** start Material to process **
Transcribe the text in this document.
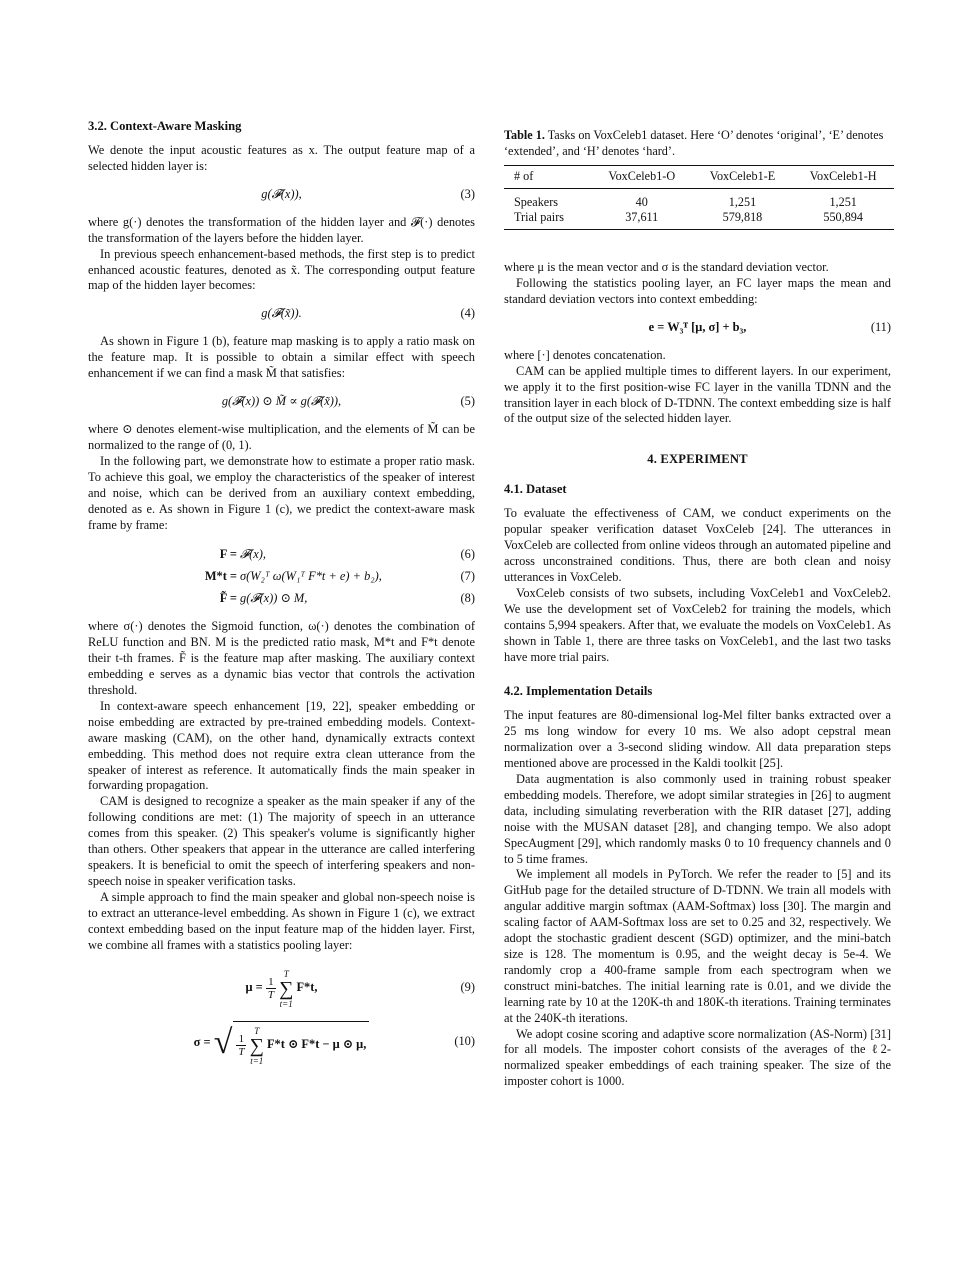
3.2. Context-Aware Masking

We denote the input acoustic features as x. The output feature map of a selected hidden layer is:

g(𝓕(x)),	(3)

where g(·) denotes the transformation of the hidden layer and 𝓕(·) denotes the transformation of the layers before the hidden layer.

In previous speech enhancement-based methods, the first step is to predict enhanced acoustic features, denoted as x̃. The corresponding output feature map of the hidden layer becomes:

g(𝓕(x̃)).	(4)

As shown in Figure 1 (b), feature map masking is to apply a ratio mask on the feature map. It is possible to obtain a similar effect with speech enhancement if we can find a mask M̃ that satisfies:

g(𝓕(x)) ⊙ M̃ ∝ g(𝓕(x̃)),	(5)

where ⊙ denotes element-wise multiplication, and the elements of M̃ can be normalized to the range of (0, 1).

In the following part, we demonstrate how to estimate a proper ratio mask. To achieve this goal, we employ the characteristics of the speaker of interest and noise, which can be derived from an auxiliary context embedding, denoted as e. As shown in Figure 1 (c), we predict the context-aware mask frame by frame:

F = 𝓕(x),	(6)
M*t = σ(W₂ᵀ ω(W₁ᵀ F*t + e) + b₂),	(7)
F̃ = g(𝓕(x)) ⊙ M,	(8)

where σ(·) denotes the Sigmoid function, ω(·) denotes the combination of ReLU function and BN. M is the predicted ratio mask, M*t and F*t denote their t-th frames. F̃ is the feature map after masking. The auxiliary context embedding e serves as a dynamic bias vector that controls the activation threshold.

In context-aware speech enhancement [19, 22], speaker embedding or noise embedding are extracted by pre-trained embedding models. Context-aware masking (CAM), on the other hand, dynamically extracts context embedding. This method does not require extra clean utterance from the speaker of interest as reference. It automatically finds the main speaker in forwarding propagation.

CAM is designed to recognize a speaker as the main speaker if any of the following conditions are met: (1) The majority of speech in an utterance comes from this speaker. (2) This speaker's volume is significantly higher than others. Other speakers that appear in the utterance are called interfering speakers. It is beneficial to omit the speech of interfering speakers and non-speech noise in speaker verification tasks.

A simple approach to find the main speaker and global non-speech noise is to extract an utterance-level embedding. As shown in Figure 1 (c), we extract context embedding based on the input feature map of the hidden layer. First, we combine all frames with a statistics pooling layer:

$\mu = \frac{1}{T}$

T
∑
t=1
F*t,	(9)
σ = √ $\frac{1}{T}$

T
∑
t=1
F*t ⊙ F*t − μ ⊙ μ,	(10)
Table 1. Tasks on VoxCeleb1 dataset. Here ‘O’ denotes ‘original’, ‘E’ denotes ‘extended’, and ‘H’ denotes ‘hard’.
# of	VoxCeleb1-O	VoxCeleb1-E	VoxCeleb1-H
Speakers	40	1,251	1,251
Trial pairs	37,611	579,818	550,894

where μ is the mean vector and σ is the standard deviation vector.

Following the statistics pooling layer, an FC layer maps the mean and standard deviation vectors into context embedding:

e = W₃ᵀ [μ, σ] + b₃,	(11)

where [·] denotes concatenation.

CAM can be applied multiple times to different layers. In our experiment, we apply it to the first position-wise FC layer in the vanilla TDNN and the transition layer in each block of D-TDNN. The context embedding size is half of the output size of the selected hidden layer.

4. EXPERIMENT
4.1. Dataset

To evaluate the effectiveness of CAM, we conduct experiments on the popular speaker verification dataset VoxCeleb [24]. The utterances in VoxCeleb are collected from online videos through an automated pipeline and across unconstrained conditions. Thus, there are both clean and noisy utterances in VoxCeleb.

VoxCeleb consists of two subsets, including VoxCeleb1 and VoxCeleb2. We use the development set of VoxCeleb2 for training the models, which contains 5,994 speakers. After that, we evaluate the models on VoxCeleb1. As shown in Table 1, there are three tasks on VoxCeleb1, and the last two tasks have more trial pairs.

4.2. Implementation Details

The input features are 80-dimensional log-Mel filter banks extracted over a 25 ms long window for every 10 ms. We also adopt cepstral mean normalization over a 3-second sliding window. All data preparation steps mentioned above are processed in the Kaldi toolkit [25].

Data augmentation is also commonly used in training robust speaker embedding models. Therefore, we adopt similar strategies in [26] to augment data, including simulating reverberation with the RIR dataset [27], adding noise with the MUSAN dataset [28], and changing tempo. We also adopt SpecAugment [29], which randomly masks 0 to 10 frequency channels and 0 to 5 time frames.

We implement all models in PyTorch. We refer the reader to [5] and its GitHub page for the detailed structure of D-TDNN. We train all models with angular additive margin softmax (AAM-Softmax) loss [30]. The margin and scaling factor of AAM-Softmax loss are set to 0.25 and 32, respectively. We adopt the stochastic gradient descent (SGD) optimizer, and the mini-batch size is 128. The momentum is 0.95, and the weight decay is 5e-4. We randomly crop a 400-frame sample from each spectrogram when we construct mini-batches. The initial learning rate is 0.01, and we divide the learning rate by 10 at the 120K-th and 180K-th iterations. Training terminates at the 240K-th iterations.

We adopt cosine scoring and adaptive score normalization (AS-Norm) [31] for all models. The imposter cohort consists of the averages of the ℓ2-normalized speaker embeddings of each training speaker. The size of the imposter cohort is 1000.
** end Material to process **
▸ **Challenge**: Reproduce every line from the entries that holds the word "denoted".

▸ **Exercise result**:
In previous speech enhancement-based methods, the first step is to predict enhanced acoustic features, denoted as x̃. The corresponding output feature map of the hidden layer becomes:
In the following part, we demonstrate how to estimate a proper ratio mask. To achieve this goal, we employ the characteristics of the speaker of interest and noise, which can be derived from an auxiliary context embedding, denoted as e. As shown in Figure 1 (c), we predict the context-aware mask frame by frame:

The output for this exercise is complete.